Stored dataset items:
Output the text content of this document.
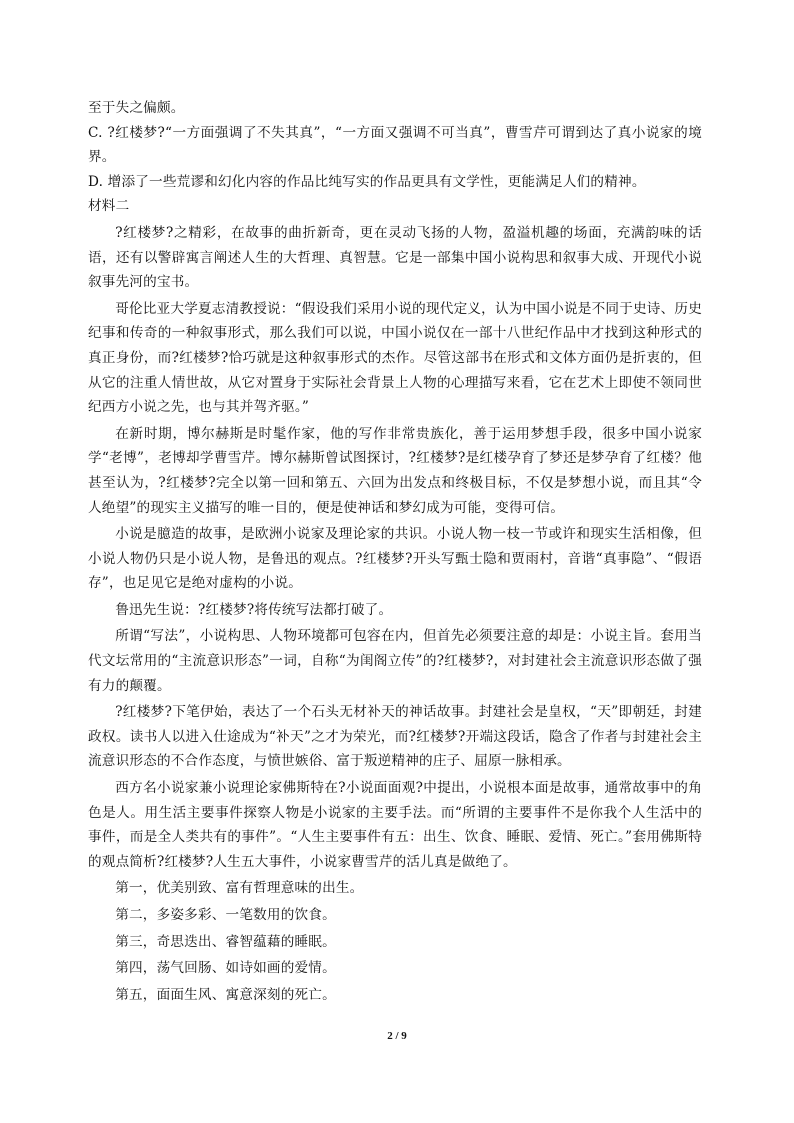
至于失之偏颇。

C. ?红楼梦?“一方面强调了不失其真”，“一方面又强调不可当真”，曹雪芹可谓到达了真小说家的境界。

D. 增添了一些荒谬和幻化内容的作品比纯写实的作品更具有文学性，更能满足人们的精神。

材料二

?红楼梦?之精彩，在故事的曲折新奇，更在灵动飞扬的人物，盈溢机趣的场面，充满韵味的话语，还有以警辟寓言阐述人生的大哲理、真智慧。它是一部集中国小说构思和叙事大成、开现代小说叙事先河的宝书。

哥伦比亚大学夏志清教授说：“假设我们采用小说的现代定义，认为中国小说是不同于史诗、历史纪事和传奇的一种叙事形式，那么我们可以说，中国小说仅在一部十八世纪作品中才找到这种形式的真正身份，而?红楼梦?恰巧就是这种叙事形式的杰作。尽管这部书在形式和文体方面仍是折衷的，但从它的注重人情世故，从它对置身于实际社会背景上人物的心理描写来看，它在艺术上即使不领同世纪西方小说之先，也与其并驾齐驱。”

在新时期，博尔赫斯是时髦作家，他的写作非常贵族化，善于运用梦想手段，很多中国小说家学“老博”，老博却学曹雪芹。博尔赫斯曾试图探讨，?红楼梦?是红楼孕育了梦还是梦孕育了红楼？他甚至认为，?红楼梦?完全以第一回和第五、六回为出发点和终极目标，不仅是梦想小说，而且其“令人绝望”的现实主义描写的唯一目的，便是使神话和梦幻成为可能，变得可信。

小说是臆造的故事，是欧洲小说家及理论家的共识。小说人物一枝一节或许和现实生活相像，但小说人物仍只是小说人物，是鲁迅的观点。?红楼梦?开头写甄士隐和贾雨村，音谐“真事隐”、“假语存”，也足见它是绝对虚构的小说。

鲁迅先生说：?红楼梦?将传统写法都打破了。

所谓“写法”，小说构思、人物环境都可包容在内，但首先必须要注意的却是：小说主旨。套用当代文坛常用的“主流意识形态”一词，自称“为闺阁立传”的?红楼梦?，对封建社会主流意识形态做了强有力的颠覆。

?红楼梦?下笔伊始，表达了一个石头无材补天的神话故事。封建社会是皇权，“天”即朝廷，封建政权。读书人以进入仕途成为“补天”之才为荣光，而?红楼梦?开端这段话，隐含了作者与封建社会主流意识形态的不合作态度，与愤世嫉俗、富于叛逆精神的庄子、屈原一脉相承。

西方名小说家兼小说理论家佛斯特在?小说面面观?中提出，小说根本面是故事，通常故事中的角色是人。用生活主要事件探察人物是小说家的主要手法。而“所谓的主要事件不是你我个人生活中的事件，而是全人类共有的事件”。“人生主要事件有五：出生、饮食、睡眠、爱情、死亡。”套用佛斯特的观点简析?红楼梦?人生五大事件，小说家曹雪芹的活儿真是做绝了。

第一，优美别致、富有哲理意味的出生。

第二，多姿多彩、一笔数用的饮食。

第三，奇思迭出、睿智蕴藉的睡眠。

第四，荡气回肠、如诗如画的爱情。

第五，面面生风、寓意深刻的死亡。

2 / 9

▶ [What you will do]: From the entries above, output every line exactly and omit any image.

▶ [Answer]:
Output the text content of this document.
至于失之偏颇。

C. ?红楼梦?“一方面强调了不失其真”，“一方面又强调不可当真”，曹雪芹可谓到达了真小说家的境界。

D. 增添了一些荒谬和幻化内容的作品比纯写实的作品更具有文学性，更能满足人们的精神。

材料二

?红楼梦?之精彩，在故事的曲折新奇，更在灵动飞扬的人物，盈溢机趣的场面，充满韵味的话语，还有以警辟寓言阐述人生的大哲理、真智慧。它是一部集中国小说构思和叙事大成、开现代小说叙事先河的宝书。

哥伦比亚大学夏志清教授说：“假设我们采用小说的现代定义，认为中国小说是不同于史诗、历史纪事和传奇的一种叙事形式，那么我们可以说，中国小说仅在一部十八世纪作品中才找到这种形式的真正身份，而?红楼梦?恰巧就是这种叙事形式的杰作。尽管这部书在形式和文体方面仍是折衷的，但从它的注重人情世故，从它对置身于实际社会背景上人物的心理描写来看，它在艺术上即使不领同世纪西方小说之先，也与其并驾齐驱。”

在新时期，博尔赫斯是时髦作家，他的写作非常贵族化，善于运用梦想手段，很多中国小说家学“老博”，老博却学曹雪芹。博尔赫斯曾试图探讨，?红楼梦?是红楼孕育了梦还是梦孕育了红楼？他甚至认为，?红楼梦?完全以第一回和第五、六回为出发点和终极目标，不仅是梦想小说，而且其“令人绝望”的现实主义描写的唯一目的，便是使神话和梦幻成为可能，变得可信。

小说是臆造的故事，是欧洲小说家及理论家的共识。小说人物一枝一节或许和现实生活相像，但小说人物仍只是小说人物，是鲁迅的观点。?红楼梦?开头写甄士隐和贾雨村，音谐“真事隐”、“假语存”，也足见它是绝对虚构的小说。

鲁迅先生说：?红楼梦?将传统写法都打破了。

所谓“写法”，小说构思、人物环境都可包容在内，但首先必须要注意的却是：小说主旨。套用当代文坛常用的“主流意识形态”一词，自称“为闺阁立传”的?红楼梦?，对封建社会主流意识形态做了强有力的颠覆。

?红楼梦?下笔伊始，表达了一个石头无材补天的神话故事。封建社会是皇权，“天”即朝廷，封建政权。读书人以进入仕途成为“补天”之才为荣光，而?红楼梦?开端这段话，隐含了作者与封建社会主流意识形态的不合作态度，与愤世嫉俗、富于叛逆精神的庄子、屈原一脉相承。

西方名小说家兼小说理论家佛斯特在?小说面面观?中提出，小说根本面是故事，通常故事中的角色是人。用生活主要事件探察人物是小说家的主要手法。而“所谓的主要事件不是你我个人生活中的事件，而是全人类共有的事件”。“人生主要事件有五：出生、饮食、睡眠、爱情、死亡。”套用佛斯特的观点简析?红楼梦?人生五大事件，小说家曹雪芹的活儿真是做绝了。

第一，优美别致、富有哲理意味的出生。

第二，多姿多彩、一笔数用的饮食。

第三，奇思迭出、睿智蕴藉的睡眠。

第四，荡气回肠、如诗如画的爱情。

第五，面面生风、寓意深刻的死亡。

2 / 9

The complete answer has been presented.